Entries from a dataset
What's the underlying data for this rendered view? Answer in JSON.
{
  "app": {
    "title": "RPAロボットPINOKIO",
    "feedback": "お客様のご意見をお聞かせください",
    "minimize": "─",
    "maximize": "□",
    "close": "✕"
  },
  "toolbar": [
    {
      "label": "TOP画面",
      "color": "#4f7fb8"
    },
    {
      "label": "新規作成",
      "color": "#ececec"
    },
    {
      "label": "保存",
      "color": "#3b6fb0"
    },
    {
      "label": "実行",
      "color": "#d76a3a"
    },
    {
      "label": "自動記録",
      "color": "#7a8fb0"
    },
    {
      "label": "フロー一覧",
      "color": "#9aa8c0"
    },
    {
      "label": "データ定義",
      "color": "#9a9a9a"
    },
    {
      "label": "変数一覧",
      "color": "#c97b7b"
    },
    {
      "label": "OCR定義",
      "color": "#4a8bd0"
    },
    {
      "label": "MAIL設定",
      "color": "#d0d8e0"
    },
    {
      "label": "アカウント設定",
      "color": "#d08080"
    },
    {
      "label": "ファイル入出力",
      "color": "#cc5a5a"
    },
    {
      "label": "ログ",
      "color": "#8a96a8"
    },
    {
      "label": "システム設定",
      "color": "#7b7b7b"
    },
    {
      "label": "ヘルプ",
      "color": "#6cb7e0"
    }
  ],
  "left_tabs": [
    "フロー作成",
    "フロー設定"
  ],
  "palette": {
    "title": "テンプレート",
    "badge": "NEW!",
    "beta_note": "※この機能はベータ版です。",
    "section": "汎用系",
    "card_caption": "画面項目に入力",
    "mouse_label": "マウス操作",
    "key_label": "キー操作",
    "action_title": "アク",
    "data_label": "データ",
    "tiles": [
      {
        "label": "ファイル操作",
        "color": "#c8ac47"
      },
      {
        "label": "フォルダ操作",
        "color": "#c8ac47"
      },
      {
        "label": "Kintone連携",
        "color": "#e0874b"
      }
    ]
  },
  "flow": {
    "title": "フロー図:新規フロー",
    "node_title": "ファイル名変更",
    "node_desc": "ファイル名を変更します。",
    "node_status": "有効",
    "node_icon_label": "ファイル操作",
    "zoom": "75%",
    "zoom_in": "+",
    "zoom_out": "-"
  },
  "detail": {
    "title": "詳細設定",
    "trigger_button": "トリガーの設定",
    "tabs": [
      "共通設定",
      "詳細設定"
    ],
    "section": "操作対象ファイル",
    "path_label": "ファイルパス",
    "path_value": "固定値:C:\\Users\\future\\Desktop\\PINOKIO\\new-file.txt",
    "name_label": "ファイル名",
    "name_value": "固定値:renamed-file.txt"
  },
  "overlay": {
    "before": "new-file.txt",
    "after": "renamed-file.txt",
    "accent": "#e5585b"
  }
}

Stated problem: Exactly reproduce every line found in the records.

Written response:
What's the underlying data for this rendered view? Answer in JSON.
{
  "app": {
    "title": "RPAロボットPINOKIO",
    "feedback": "お客様のご意見をお聞かせください",
    "minimize": "─",
    "maximize": "□",
    "close": "✕"
  },
  "toolbar": [
    {
      "label": "TOP画面",
      "color": "#4f7fb8"
    },
    {
      "label": "新規作成",
      "color": "#ececec"
    },
    {
      "label": "保存",
      "color": "#3b6fb0"
    },
    {
      "label": "実行",
      "color": "#d76a3a"
    },
    {
      "label": "自動記録",
      "color": "#7a8fb0"
    },
    {
      "label": "フロー一覧",
      "color": "#9aa8c0"
    },
    {
      "label": "データ定義",
      "color": "#9a9a9a"
    },
    {
      "label": "変数一覧",
      "color": "#c97b7b"
    },
    {
      "label": "OCR定義",
      "color": "#4a8bd0"
    },
    {
      "label": "MAIL設定",
      "color": "#d0d8e0"
    },
    {
      "label": "アカウント設定",
      "color": "#d08080"
    },
    {
      "label": "ファイル入出力",
      "color": "#cc5a5a"
    },
    {
      "label": "ログ",
      "color": "#8a96a8"
    },
    {
      "label": "システム設定",
      "color": "#7b7b7b"
    },
    {
      "label": "ヘルプ",
      "color": "#6cb7e0"
    }
  ],
  "left_tabs": [
    "フロー作成",
    "フロー設定"
  ],
  "palette": {
    "title": "テンプレート",
    "badge": "NEW!",
    "beta_note": "※この機能はベータ版です。",
    "section": "汎用系",
    "card_caption": "画面項目に入力",
    "mouse_label": "マウス操作",
    "key_label": "キー操作",
    "action_title": "アク",
    "data_label": "データ",
    "tiles": [
      {
        "label": "ファイル操作",
        "color": "#c8ac47"
      },
      {
        "label": "フォルダ操作",
        "color": "#c8ac47"
      },
      {
        "label": "Kintone連携",
        "color": "#e0874b"
      }
    ]
  },
  "flow": {
    "title": "フロー図:新規フロー",
    "node_title": "ファイル名変更",
    "node_desc": "ファイル名を変更します。",
    "node_status": "有効",
    "node_icon_label": "ファイル操作",
    "zoom": "75%",
    "zoom_in": "+",
    "zoom_out": "-"
  },
  "detail": {
    "title": "詳細設定",
    "trigger_button": "トリガーの設定",
    "tabs": [
      "共通設定",
      "詳細設定"
    ],
    "section": "操作対象ファイル",
    "path_label": "ファイルパス",
    "path_value": "固定値:C:\\Users\\future\\Desktop\\PINOKIO\\new-file.txt",
    "name_label": "ファイル名",
    "name_value": "固定値:renamed-file.txt"
  },
  "overlay": {
    "before": "new-file.txt",
    "after": "renamed-file.txt",
    "accent": "#e5585b"
  }
}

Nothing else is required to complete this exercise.